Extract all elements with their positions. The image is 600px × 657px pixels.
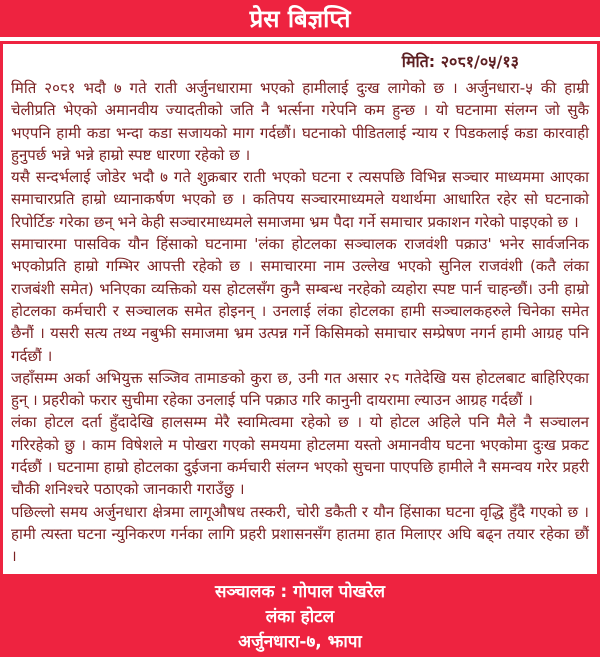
paragraph-3: समाचारमा पासविक यौन हिंसाको घटनामा 'लंका होटलका सञ्चालक राजवंशी पक्राउ' भनेर सार्वजनिक भएकोप्रति हाम्रो गम्भिर आपत्ती रहेको छ । समाचारमा नाम उल्लेख भएको सुनिल राजवंशी (कतै लंका राजबंशी समेत) भनिएका व्यक्तिको यस होटलसँग कुनै सम्बन्ध नरहेको व्यहोरा स्पष्ट पार्न चाहन्छौं। उनी हाम्रो होटलका कर्मचारी र सञ्चालक समेत होइनन् । उनलाई लंका होटलका हामी सञ्चालकहरुले चिनेका समेत छैनौं । यसरी सत्य तथ्य नबुझी समाजमा भ्रम उत्पन्न गर्ने किसिमको समाचार सम्प्रेषण नगर्न हामी आग्रह पनि गर्दछौं । — [11, 235, 589, 365]
press-release-body-box — [0, 41, 600, 577]
paragraph-1: मिति २०८१ भदौ ७ गते राती अर्जुनधारामा भएको हामीलाई दुःख लागेको छ । अर्जुनधारा-५ की हाम्री चेलीप्रति भेएको अमानवीय ज्यादतीको जति नै भर्त्सना गरेपनि कम हुन्छ । यो घटनामा संलग्न जो सुकै भएपनि हामी कडा भन्दा कडा सजायको माग गर्दछौं। घटनाको पीडितलाई न्याय र पिडकलाई कडा कारवाही हुनुपर्छ भन्ने भन्ने हाम्रो स्पष्ट धारणा रहेको छ । — [11, 79, 589, 164]
page-title: प्रेस बिज्ञप्ति — [249, 5, 351, 33]
press-release-title-bar — [0, 0, 600, 37]
paragraph-2: यसै सन्दर्भलाई जोडेर भदौ ७ गते शुक्रबार राती भएको घटना र त्यसपछि विभिन्न सञ्चार माध्यममा आएका समाचारप्रति हाम्रो ध्यानाकर्षण भएको छ । कतिपय सञ्चारमाध्यमले यथार्थमा आधारित रहेर सो घटनाको रिपोर्टिङ गरेका छन् भने केही सञ्चारमाध्यमले समाजमा भ्रम पैदा गर्ने समाचार प्रकाशन गरेको पाइएको छ । — [11, 168, 589, 231]
date-line: मिति: २०८१/०५/१३ — [401, 52, 519, 71]
paragraph-6: पछिल्लो समय अर्जुनधारा क्षेत्रमा लागूऔषध तस्करी, चोरी डकैती र यौन हिंसाका घटना वृद्धि हुँदै गएको छ । हामी त्यस्ता घटना न्युनिकरण गर्नका लागि प्रहरी प्रशासनसँग हातमा हात मिलाएर अघि बढ्न तयार रहेका छौं । — [11, 502, 589, 566]
paragraph-4: जहाँसम्म अर्का अभियुक्त सञ्जिव तामाङको कुरा छ, उनी गत असार २८ गतेदेखि यस होटलबाट बाहिरिएका हुन् । प्रहरीको फरार सुचीमा रहेका उनलाई पनि पक्राउ गरि कानुनी दायरामा ल्याउन आग्रह गर्दछौं । — [11, 368, 589, 410]
paragraph-5: लंका होटल दर्ता हुँदादेखि हालसम्म मेरै स्वामित्वमा रहेको छ । यो होटल अहिले पनि मैले नै सञ्चालन गरिरहेको छु । काम विषेशले म पोखरा गएको समयमा होटलमा यस्तो अमानवीय घटना भएकोमा दुःख प्रकट गर्दछौं । घटनामा हाम्रो होटलका दुईजना कर्मचारी संलग्न भएको सुचना पाएपछि हामीले नै समन्वय गरेर प्रहरी चौकी शनिश्चरे पठाएको जानकारी गराउँछु । — [11, 413, 589, 499]
footer-hotel-name: लंका होटल — [265, 606, 335, 627]
footer-address: अर्जुनधारा-७, झापा — [238, 631, 362, 652]
signature-footer — [0, 577, 600, 657]
footer-operator-line: सञ्चालक : गोपाल पोखरेल — [214, 581, 386, 602]
press-release-text — [11, 77, 589, 568]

**What to produce**
Write out every line of the records above word for word, and leave out the pictures.

**Answer for this exercise**
Extract all elements with their positions. The image is 600px × 657px pixels.
paragraph-3: समाचारमा पासविक यौन हिंसाको घटनामा 'लंका होटलका सञ्चालक राजवंशी पक्राउ' भनेर सार्वजनिक भएकोप्रति हाम्रो गम्भिर आपत्ती रहेको छ । समाचारमा नाम उल्लेख भएको सुनिल राजवंशी (कतै लंका राजबंशी समेत) भनिएका व्यक्तिको यस होटलसँग कुनै सम्बन्ध नरहेको व्यहोरा स्पष्ट पार्न चाहन्छौं। उनी हाम्रो होटलका कर्मचारी र सञ्चालक समेत होइनन् । उनलाई लंका होटलका हामी सञ्चालकहरुले चिनेका समेत छैनौं । यसरी सत्य तथ्य नबुझी समाजमा भ्रम उत्पन्न गर्ने किसिमको समाचार सम्प्रेषण नगर्न हामी आग्रह पनि गर्दछौं । — [11, 235, 589, 365]
press-release-body-box — [0, 41, 600, 577]
paragraph-1: मिति २०८१ भदौ ७ गते राती अर्जुनधारामा भएको हामीलाई दुःख लागेको छ । अर्जुनधारा-५ की हाम्री चेलीप्रति भेएको अमानवीय ज्यादतीको जति नै भर्त्सना गरेपनि कम हुन्छ । यो घटनामा संलग्न जो सुकै भएपनि हामी कडा भन्दा कडा सजायको माग गर्दछौं। घटनाको पीडितलाई न्याय र पिडकलाई कडा कारवाही हुनुपर्छ भन्ने भन्ने हाम्रो स्पष्ट धारणा रहेको छ । — [11, 79, 589, 164]
page-title: प्रेस बिज्ञप्ति — [249, 5, 351, 33]
press-release-title-bar — [0, 0, 600, 37]
paragraph-2: यसै सन्दर्भलाई जोडेर भदौ ७ गते शुक्रबार राती भएको घटना र त्यसपछि विभिन्न सञ्चार माध्यममा आएका समाचारप्रति हाम्रो ध्यानाकर्षण भएको छ । कतिपय सञ्चारमाध्यमले यथार्थमा आधारित रहेर सो घटनाको रिपोर्टिङ गरेका छन् भने केही सञ्चारमाध्यमले समाजमा भ्रम पैदा गर्ने समाचार प्रकाशन गरेको पाइएको छ । — [11, 168, 589, 231]
date-line: मिति: २०८१/०५/१३ — [401, 52, 519, 71]
paragraph-6: पछिल्लो समय अर्जुनधारा क्षेत्रमा लागूऔषध तस्करी, चोरी डकैती र यौन हिंसाका घटना वृद्धि हुँदै गएको छ । हामी त्यस्ता घटना न्युनिकरण गर्नका लागि प्रहरी प्रशासनसँग हातमा हात मिलाएर अघि बढ्न तयार रहेका छौं । — [11, 502, 589, 566]
paragraph-4: जहाँसम्म अर्का अभियुक्त सञ्जिव तामाङको कुरा छ, उनी गत असार २८ गतेदेखि यस होटलबाट बाहिरिएका हुन् । प्रहरीको फरार सुचीमा रहेका उनलाई पनि पक्राउ गरि कानुनी दायरामा ल्याउन आग्रह गर्दछौं । — [11, 368, 589, 410]
paragraph-5: लंका होटल दर्ता हुँदादेखि हालसम्म मेरै स्वामित्वमा रहेको छ । यो होटल अहिले पनि मैले नै सञ्चालन गरिरहेको छु । काम विषेशले म पोखरा गएको समयमा होटलमा यस्तो अमानवीय घटना भएकोमा दुःख प्रकट गर्दछौं । घटनामा हाम्रो होटलका दुईजना कर्मचारी संलग्न भएको सुचना पाएपछि हामीले नै समन्वय गरेर प्रहरी चौकी शनिश्चरे पठाएको जानकारी गराउँछु । — [11, 413, 589, 499]
footer-hotel-name: लंका होटल — [265, 606, 335, 627]
footer-address: अर्जुनधारा-७, झापा — [238, 631, 362, 652]
signature-footer — [0, 577, 600, 657]
footer-operator-line: सञ्चालक : गोपाल पोखरेल — [214, 581, 386, 602]
press-release-text — [11, 77, 589, 568]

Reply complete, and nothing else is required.